**EXERCISE PROMPT**
From the material below, list every line containing "Type".
— Begin —
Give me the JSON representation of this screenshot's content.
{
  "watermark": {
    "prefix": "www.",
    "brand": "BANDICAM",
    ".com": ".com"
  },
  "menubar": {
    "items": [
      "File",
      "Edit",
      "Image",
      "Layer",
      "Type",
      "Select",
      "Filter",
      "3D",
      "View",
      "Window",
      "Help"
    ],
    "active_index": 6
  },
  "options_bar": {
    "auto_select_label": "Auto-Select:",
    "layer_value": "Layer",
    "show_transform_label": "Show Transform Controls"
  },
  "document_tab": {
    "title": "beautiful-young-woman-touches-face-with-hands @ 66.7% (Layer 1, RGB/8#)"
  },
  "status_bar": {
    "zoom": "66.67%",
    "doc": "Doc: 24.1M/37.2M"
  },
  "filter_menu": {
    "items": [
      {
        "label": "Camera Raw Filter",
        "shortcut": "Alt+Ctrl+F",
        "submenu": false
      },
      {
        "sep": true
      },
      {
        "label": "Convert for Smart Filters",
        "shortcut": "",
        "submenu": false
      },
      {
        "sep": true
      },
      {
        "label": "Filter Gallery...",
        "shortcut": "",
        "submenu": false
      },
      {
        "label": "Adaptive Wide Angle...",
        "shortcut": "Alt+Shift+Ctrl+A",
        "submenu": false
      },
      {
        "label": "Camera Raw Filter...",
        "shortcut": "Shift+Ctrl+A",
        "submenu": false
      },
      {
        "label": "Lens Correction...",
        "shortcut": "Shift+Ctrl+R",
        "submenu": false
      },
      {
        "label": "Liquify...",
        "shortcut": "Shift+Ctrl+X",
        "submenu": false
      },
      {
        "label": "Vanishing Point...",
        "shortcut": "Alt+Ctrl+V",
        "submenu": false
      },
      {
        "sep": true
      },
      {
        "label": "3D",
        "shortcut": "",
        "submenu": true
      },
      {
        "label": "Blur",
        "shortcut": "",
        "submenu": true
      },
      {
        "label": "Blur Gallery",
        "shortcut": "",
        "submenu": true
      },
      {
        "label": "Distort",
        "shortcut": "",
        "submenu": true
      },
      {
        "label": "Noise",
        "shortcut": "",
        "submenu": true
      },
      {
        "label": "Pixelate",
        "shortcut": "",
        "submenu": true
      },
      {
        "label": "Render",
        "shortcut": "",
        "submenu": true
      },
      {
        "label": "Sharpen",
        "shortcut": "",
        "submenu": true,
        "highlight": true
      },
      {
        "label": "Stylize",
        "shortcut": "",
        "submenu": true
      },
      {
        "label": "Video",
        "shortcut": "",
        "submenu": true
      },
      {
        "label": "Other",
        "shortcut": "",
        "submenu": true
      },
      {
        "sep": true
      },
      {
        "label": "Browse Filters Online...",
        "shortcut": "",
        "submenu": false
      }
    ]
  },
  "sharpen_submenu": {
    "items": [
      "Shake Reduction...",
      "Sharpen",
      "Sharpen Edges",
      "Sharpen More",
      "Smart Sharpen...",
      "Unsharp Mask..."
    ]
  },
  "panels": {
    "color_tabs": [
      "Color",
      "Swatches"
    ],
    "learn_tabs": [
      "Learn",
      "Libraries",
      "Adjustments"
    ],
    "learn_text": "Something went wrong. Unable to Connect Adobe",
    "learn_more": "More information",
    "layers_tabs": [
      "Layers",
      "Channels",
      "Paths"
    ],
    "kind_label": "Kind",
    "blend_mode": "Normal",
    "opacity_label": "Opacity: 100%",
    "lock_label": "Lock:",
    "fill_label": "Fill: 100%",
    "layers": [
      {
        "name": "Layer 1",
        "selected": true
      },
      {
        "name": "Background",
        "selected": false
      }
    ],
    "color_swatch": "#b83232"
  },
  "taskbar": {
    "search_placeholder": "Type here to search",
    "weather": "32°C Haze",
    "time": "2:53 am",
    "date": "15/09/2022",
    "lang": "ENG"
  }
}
— End —
**IN RESPONSE**
      "Type",
    "search_placeholder": "Type here to search",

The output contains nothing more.